Strip the pictures and reproduce the rest of the listing exactly.
* Start *
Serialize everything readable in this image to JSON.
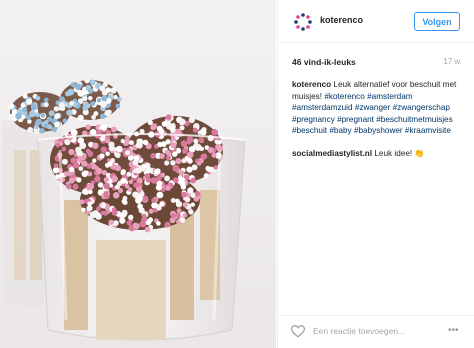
{
  "post": {
    "username": "koterenco",
    "follow_label": "Volgen",
    "likes": "46 vind-ik-leuks",
    "age": "17 w.",
    "caption_user": "koterenco",
    "caption_text": "Leuk alternatief voor beschuit met muisjes!",
    "hashtags": [
      "#koterenco",
      "#amsterdam",
      "#amsterdamzuid",
      "#zwanger",
      "#zwangerschap",
      "#pregnancy",
      "#pregnant",
      "#beschuitmetmuisjes",
      "#beschuit",
      "#baby",
      "#babyshower",
      "#kraamvisite"
    ],
    "comment_user": "socialmediastylist.nl",
    "comment_text": "Leuk idee! 👏",
    "reply_placeholder": "Een reactie toevoegen...",
    "more_label": "•••"
  },
  "colors": {
    "follow_blue": "#3897f0",
    "hashtag": "#003569",
    "muted": "#a5a7aa"
  },
  "icons": {
    "logo": "koterenco-dot-logo",
    "like": "heart-outline-icon",
    "options": "ellipsis-icon"
  }
}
* End *
▶ _WRITTEN ANSWER_:
Serialize everything readable in this image to JSON.
{
  "post": {
    "username": "koterenco",
    "follow_label": "Volgen",
    "likes": "46 vind-ik-leuks",
    "age": "17 w.",
    "caption_user": "koterenco",
    "caption_text": "Leuk alternatief voor beschuit met muisjes!",
    "hashtags": [
      "#koterenco",
      "#amsterdam",
      "#amsterdamzuid",
      "#zwanger",
      "#zwangerschap",
      "#pregnancy",
      "#pregnant",
      "#beschuitmetmuisjes",
      "#beschuit",
      "#baby",
      "#babyshower",
      "#kraamvisite"
    ],
    "comment_user": "socialmediastylist.nl",
    "comment_text": "Leuk idee! 👏",
    "reply_placeholder": "Een reactie toevoegen...",
    "more_label": "•••"
  },
  "colors": {
    "follow_blue": "#3897f0",
    "hashtag": "#003569",
    "muted": "#a5a7aa"
  },
  "icons": {
    "logo": "koterenco-dot-logo",
    "like": "heart-outline-icon",
    "options": "ellipsis-icon"
  }
}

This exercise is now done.